### Dataset rows about figures
»»

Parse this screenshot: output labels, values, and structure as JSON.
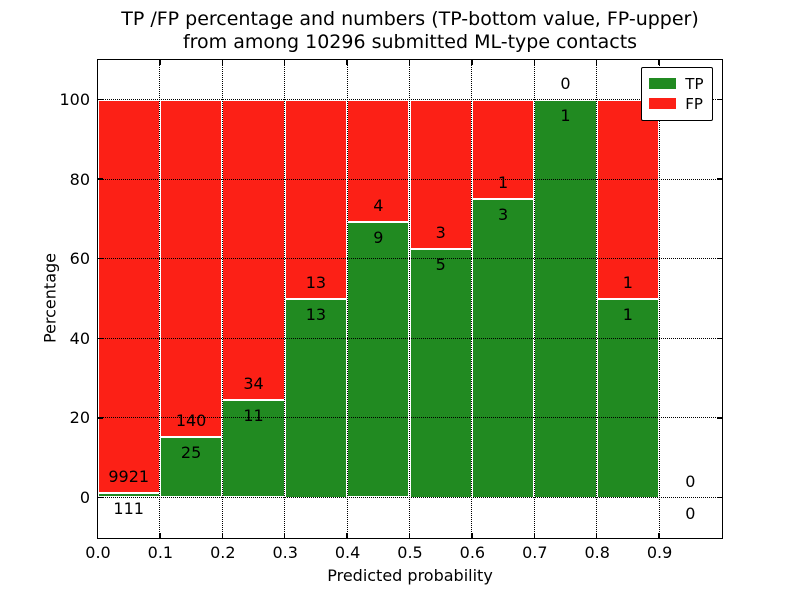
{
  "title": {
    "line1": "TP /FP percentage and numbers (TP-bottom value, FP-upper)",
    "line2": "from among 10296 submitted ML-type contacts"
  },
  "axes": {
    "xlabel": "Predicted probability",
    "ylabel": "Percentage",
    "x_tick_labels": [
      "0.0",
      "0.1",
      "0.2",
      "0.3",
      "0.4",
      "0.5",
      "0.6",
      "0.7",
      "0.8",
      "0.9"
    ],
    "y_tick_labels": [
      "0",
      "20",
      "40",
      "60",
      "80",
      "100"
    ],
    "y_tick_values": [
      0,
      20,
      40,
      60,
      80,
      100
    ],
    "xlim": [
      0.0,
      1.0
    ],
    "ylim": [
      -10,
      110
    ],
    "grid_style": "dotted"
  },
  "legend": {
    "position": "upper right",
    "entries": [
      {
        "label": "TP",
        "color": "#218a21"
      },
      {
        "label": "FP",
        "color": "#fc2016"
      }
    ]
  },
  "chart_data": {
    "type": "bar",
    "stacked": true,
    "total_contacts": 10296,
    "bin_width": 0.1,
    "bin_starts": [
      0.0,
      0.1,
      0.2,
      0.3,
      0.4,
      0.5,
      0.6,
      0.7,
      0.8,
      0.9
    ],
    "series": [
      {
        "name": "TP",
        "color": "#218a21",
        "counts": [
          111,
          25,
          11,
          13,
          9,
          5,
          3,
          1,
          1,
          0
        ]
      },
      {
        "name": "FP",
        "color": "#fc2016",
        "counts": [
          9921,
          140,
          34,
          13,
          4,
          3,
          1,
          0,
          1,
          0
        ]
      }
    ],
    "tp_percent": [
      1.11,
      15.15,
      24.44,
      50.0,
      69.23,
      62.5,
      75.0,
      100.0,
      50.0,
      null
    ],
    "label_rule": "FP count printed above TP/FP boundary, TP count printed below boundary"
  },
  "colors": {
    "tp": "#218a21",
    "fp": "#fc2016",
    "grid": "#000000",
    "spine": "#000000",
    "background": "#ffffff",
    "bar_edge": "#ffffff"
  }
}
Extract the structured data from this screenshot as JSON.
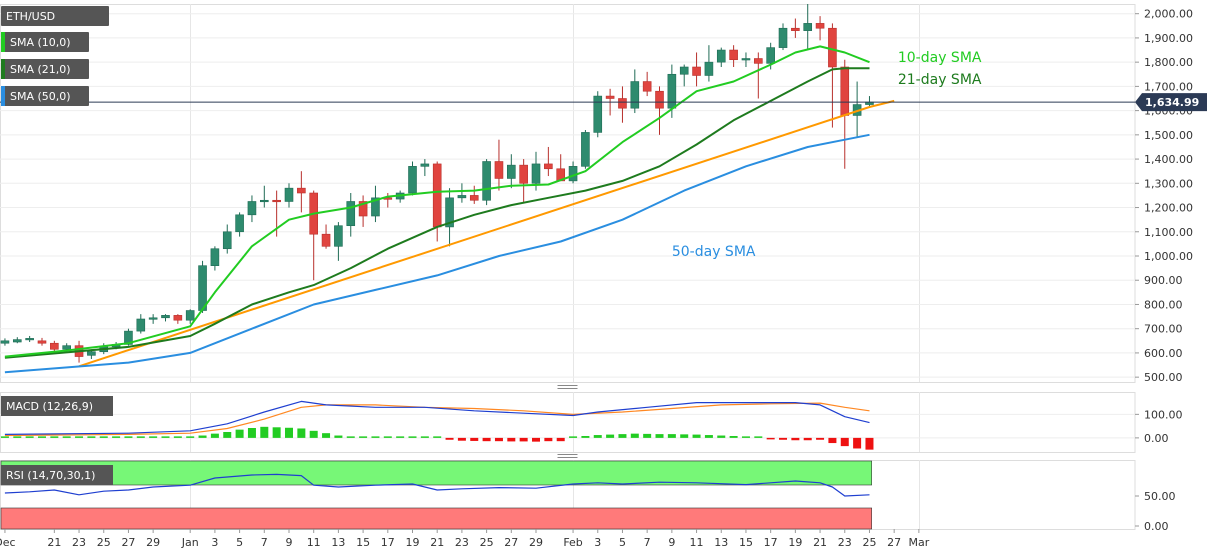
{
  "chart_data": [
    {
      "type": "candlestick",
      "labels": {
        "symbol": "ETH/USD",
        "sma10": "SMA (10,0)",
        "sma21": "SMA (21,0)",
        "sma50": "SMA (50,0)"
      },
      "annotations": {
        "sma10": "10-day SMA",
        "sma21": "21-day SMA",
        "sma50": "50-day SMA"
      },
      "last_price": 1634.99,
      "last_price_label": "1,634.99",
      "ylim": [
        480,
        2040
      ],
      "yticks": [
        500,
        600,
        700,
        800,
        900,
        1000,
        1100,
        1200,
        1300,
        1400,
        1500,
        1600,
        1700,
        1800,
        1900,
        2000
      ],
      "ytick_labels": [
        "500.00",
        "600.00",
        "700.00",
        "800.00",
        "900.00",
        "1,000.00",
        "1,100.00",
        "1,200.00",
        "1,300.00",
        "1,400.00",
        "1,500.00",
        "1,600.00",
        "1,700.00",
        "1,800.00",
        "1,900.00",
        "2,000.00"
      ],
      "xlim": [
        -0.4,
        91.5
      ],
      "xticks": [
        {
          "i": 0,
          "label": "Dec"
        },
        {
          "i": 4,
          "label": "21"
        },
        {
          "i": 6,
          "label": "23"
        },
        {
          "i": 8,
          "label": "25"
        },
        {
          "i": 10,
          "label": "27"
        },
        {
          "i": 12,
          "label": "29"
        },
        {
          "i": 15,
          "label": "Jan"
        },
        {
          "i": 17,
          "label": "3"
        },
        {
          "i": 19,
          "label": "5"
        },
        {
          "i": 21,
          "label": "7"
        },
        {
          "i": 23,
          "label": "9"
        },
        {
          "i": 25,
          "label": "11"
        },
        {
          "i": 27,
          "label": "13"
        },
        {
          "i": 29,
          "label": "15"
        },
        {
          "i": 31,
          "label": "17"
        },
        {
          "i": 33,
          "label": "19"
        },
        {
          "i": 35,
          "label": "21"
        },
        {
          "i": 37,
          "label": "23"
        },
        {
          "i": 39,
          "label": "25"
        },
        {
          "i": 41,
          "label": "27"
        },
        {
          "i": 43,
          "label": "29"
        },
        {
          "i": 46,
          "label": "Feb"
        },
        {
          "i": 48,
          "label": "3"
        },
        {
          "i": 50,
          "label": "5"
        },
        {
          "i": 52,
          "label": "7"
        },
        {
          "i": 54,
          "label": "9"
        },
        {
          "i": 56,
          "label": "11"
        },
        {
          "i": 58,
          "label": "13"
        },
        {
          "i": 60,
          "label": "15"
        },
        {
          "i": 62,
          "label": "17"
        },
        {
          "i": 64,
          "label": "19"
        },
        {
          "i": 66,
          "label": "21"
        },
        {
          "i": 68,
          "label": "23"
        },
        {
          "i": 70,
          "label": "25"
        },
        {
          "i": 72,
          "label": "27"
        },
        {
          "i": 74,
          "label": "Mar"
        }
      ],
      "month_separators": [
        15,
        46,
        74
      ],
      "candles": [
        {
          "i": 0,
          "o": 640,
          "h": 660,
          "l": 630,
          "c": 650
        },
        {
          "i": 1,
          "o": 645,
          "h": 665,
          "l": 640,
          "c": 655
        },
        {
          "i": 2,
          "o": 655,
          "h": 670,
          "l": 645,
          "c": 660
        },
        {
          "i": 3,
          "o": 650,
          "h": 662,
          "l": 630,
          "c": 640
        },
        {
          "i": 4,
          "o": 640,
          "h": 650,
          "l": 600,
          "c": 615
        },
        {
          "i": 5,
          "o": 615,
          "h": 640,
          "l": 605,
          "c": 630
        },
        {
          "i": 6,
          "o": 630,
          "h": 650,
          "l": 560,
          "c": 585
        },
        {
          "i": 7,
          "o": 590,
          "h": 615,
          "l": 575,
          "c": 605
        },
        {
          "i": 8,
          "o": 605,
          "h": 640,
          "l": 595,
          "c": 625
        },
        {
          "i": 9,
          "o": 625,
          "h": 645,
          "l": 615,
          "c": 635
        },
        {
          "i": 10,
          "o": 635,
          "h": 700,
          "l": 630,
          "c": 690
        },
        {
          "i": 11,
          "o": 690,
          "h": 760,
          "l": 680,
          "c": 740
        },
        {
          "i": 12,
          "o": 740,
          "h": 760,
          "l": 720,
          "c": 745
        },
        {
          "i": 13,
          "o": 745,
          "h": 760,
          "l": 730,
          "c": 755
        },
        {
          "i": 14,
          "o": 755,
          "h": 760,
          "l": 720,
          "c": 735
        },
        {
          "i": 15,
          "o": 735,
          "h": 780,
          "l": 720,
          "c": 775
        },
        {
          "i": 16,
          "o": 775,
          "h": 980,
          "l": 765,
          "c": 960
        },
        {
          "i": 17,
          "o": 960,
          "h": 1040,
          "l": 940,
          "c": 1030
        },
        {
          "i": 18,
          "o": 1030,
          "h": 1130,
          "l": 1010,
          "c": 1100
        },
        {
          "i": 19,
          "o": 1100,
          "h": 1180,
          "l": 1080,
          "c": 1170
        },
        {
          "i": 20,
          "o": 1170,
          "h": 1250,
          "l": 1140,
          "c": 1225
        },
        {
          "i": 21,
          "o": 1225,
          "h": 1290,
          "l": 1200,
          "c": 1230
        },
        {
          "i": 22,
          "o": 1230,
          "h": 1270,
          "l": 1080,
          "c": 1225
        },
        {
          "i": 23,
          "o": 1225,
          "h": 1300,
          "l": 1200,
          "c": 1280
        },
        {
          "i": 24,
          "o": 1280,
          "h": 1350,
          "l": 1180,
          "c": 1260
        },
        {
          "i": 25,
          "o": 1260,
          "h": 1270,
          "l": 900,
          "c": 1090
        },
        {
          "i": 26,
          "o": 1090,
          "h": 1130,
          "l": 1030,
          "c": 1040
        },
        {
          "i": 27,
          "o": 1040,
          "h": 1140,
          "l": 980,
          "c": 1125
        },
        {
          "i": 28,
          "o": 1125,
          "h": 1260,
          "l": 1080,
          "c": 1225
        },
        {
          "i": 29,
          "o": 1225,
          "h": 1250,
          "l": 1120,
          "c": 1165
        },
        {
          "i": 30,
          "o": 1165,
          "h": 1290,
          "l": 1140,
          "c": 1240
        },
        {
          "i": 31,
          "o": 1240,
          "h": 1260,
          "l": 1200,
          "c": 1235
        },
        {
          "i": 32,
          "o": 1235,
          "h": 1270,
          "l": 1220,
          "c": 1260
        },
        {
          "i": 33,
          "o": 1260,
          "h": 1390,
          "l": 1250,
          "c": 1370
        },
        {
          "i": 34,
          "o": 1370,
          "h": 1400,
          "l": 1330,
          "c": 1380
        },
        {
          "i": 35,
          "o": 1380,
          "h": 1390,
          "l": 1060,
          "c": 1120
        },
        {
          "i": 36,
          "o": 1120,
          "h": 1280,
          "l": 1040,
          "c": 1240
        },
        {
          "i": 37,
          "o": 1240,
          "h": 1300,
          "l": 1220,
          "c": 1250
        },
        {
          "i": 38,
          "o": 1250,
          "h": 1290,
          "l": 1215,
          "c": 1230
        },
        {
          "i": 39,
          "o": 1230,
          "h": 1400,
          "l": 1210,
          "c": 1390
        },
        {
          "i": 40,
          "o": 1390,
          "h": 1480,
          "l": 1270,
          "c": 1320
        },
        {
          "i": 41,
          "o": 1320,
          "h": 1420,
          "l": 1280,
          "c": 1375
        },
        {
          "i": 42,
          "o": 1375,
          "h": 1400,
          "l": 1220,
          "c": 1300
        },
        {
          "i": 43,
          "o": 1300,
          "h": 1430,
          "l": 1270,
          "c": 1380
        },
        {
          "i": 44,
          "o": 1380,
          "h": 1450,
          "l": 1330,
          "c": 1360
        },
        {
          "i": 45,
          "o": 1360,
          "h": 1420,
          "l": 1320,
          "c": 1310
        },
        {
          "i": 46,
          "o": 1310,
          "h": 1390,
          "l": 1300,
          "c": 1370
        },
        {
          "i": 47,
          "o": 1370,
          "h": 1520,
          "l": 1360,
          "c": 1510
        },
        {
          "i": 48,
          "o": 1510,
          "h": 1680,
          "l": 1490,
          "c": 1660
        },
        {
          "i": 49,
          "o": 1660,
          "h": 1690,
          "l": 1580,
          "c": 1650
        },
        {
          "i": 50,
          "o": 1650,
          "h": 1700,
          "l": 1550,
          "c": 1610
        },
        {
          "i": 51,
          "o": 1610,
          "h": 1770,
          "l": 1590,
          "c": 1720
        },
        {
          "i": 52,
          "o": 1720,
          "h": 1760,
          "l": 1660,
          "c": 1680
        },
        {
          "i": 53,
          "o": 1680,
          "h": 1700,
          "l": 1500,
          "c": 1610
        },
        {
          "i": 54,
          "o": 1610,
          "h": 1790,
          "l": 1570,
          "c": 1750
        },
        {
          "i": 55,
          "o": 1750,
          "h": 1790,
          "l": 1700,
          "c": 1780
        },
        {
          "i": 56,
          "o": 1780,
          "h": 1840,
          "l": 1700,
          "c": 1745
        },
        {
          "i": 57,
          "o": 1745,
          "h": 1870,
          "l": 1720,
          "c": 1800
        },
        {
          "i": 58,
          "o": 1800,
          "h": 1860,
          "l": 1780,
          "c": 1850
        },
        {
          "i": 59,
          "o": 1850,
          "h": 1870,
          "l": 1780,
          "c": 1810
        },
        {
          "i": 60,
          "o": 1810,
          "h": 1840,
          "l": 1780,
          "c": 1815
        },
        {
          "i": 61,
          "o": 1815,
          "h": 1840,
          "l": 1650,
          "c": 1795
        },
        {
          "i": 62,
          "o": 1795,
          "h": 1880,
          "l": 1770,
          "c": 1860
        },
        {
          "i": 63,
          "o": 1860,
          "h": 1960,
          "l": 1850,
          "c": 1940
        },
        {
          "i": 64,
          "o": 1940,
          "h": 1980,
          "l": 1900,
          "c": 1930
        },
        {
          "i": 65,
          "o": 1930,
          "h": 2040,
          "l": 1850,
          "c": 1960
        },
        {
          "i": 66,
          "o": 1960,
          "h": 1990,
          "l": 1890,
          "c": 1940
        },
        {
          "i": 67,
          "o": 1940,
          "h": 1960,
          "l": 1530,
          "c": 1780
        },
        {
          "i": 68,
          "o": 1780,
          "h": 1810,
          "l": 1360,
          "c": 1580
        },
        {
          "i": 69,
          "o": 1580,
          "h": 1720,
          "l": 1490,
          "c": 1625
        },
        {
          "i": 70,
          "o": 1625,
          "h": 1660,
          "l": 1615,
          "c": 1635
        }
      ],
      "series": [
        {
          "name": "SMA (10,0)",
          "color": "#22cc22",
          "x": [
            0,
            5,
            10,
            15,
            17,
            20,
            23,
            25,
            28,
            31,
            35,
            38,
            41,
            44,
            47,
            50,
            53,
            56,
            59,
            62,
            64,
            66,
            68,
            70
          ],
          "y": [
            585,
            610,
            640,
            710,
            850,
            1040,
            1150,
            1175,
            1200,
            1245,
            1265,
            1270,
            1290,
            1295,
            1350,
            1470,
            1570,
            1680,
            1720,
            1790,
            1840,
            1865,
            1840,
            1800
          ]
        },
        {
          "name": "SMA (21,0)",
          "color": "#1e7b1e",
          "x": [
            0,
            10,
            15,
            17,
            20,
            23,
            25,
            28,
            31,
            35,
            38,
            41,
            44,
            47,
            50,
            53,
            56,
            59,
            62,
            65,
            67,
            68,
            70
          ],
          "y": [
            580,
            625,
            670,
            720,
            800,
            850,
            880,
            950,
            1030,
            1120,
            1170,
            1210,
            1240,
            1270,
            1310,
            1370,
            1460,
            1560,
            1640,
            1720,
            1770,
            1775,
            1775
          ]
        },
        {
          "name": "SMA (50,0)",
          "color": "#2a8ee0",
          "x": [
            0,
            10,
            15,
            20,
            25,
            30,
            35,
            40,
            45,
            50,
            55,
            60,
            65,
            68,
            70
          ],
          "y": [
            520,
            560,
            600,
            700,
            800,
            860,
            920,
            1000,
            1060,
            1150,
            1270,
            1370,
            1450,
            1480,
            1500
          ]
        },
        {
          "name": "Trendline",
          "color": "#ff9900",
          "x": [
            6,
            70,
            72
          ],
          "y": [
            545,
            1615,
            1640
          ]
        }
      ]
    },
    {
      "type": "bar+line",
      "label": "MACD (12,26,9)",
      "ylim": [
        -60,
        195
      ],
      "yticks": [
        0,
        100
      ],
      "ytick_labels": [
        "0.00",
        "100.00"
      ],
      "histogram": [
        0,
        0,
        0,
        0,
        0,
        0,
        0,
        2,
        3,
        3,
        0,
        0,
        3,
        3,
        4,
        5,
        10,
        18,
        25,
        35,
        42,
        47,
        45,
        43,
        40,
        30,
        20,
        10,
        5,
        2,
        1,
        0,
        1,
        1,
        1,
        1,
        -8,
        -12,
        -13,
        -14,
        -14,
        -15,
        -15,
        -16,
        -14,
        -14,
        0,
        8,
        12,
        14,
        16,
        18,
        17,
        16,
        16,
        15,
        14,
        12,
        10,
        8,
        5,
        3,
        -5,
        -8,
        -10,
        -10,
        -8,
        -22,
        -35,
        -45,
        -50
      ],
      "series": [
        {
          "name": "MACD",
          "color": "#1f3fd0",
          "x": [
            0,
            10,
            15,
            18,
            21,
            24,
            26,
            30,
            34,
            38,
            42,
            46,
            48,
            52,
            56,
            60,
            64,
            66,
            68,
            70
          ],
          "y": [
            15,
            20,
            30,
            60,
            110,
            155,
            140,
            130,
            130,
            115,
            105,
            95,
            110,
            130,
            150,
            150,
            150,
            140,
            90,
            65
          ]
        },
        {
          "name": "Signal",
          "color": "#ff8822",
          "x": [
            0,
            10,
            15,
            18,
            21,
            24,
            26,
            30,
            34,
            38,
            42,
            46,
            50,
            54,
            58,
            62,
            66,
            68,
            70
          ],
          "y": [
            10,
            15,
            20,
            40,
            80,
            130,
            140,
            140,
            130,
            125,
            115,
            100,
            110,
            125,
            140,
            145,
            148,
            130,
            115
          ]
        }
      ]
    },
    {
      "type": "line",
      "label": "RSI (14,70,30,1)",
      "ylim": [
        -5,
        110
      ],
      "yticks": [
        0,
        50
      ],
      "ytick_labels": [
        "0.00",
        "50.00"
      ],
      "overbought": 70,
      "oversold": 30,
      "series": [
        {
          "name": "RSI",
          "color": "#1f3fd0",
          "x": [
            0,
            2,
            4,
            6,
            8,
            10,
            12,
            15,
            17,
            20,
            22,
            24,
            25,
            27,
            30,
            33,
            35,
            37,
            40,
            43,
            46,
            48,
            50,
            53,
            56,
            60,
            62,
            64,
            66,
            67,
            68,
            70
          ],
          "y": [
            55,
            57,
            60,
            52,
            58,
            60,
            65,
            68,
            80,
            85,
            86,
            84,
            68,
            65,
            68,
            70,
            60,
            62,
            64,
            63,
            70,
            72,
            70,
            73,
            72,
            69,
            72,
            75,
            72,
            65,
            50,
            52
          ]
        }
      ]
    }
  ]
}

««

### Job
Give only the number of lines in the entries above that hold the string "name".

### The result
9